From the records below, copy every line that contains the word "работы".
+++
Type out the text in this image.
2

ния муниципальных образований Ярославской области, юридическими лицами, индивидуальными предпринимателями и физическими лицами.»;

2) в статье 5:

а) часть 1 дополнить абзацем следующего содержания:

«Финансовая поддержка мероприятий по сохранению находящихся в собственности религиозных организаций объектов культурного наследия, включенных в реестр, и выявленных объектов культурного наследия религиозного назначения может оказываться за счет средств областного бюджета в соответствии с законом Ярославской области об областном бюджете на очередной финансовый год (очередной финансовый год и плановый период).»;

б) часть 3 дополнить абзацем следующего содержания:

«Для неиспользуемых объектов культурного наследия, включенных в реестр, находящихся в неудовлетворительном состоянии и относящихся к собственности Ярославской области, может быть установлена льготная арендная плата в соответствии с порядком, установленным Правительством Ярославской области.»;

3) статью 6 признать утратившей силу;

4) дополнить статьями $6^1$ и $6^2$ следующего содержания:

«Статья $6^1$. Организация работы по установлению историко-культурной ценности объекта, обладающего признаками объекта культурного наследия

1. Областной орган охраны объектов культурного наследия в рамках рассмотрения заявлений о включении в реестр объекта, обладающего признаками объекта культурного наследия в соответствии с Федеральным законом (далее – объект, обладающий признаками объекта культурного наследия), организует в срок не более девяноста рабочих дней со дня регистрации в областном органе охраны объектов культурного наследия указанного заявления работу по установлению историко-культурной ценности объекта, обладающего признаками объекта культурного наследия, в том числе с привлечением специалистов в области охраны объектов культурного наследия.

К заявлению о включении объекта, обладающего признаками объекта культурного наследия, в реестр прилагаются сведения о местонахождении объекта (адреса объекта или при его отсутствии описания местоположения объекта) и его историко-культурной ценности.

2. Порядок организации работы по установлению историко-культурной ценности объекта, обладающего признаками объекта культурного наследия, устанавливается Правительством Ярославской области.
+++
**ANSWER TO THE PROBLEM**
«Статья $6^1$. Организация работы по установлению историко-культурной ценности объекта, обладающего признаками объекта культурного наследия
2. Порядок организации работы по установлению историко-культурной ценности объекта, обладающего признаками объекта культурного наследия, устанавливается Правительством Ярославской области.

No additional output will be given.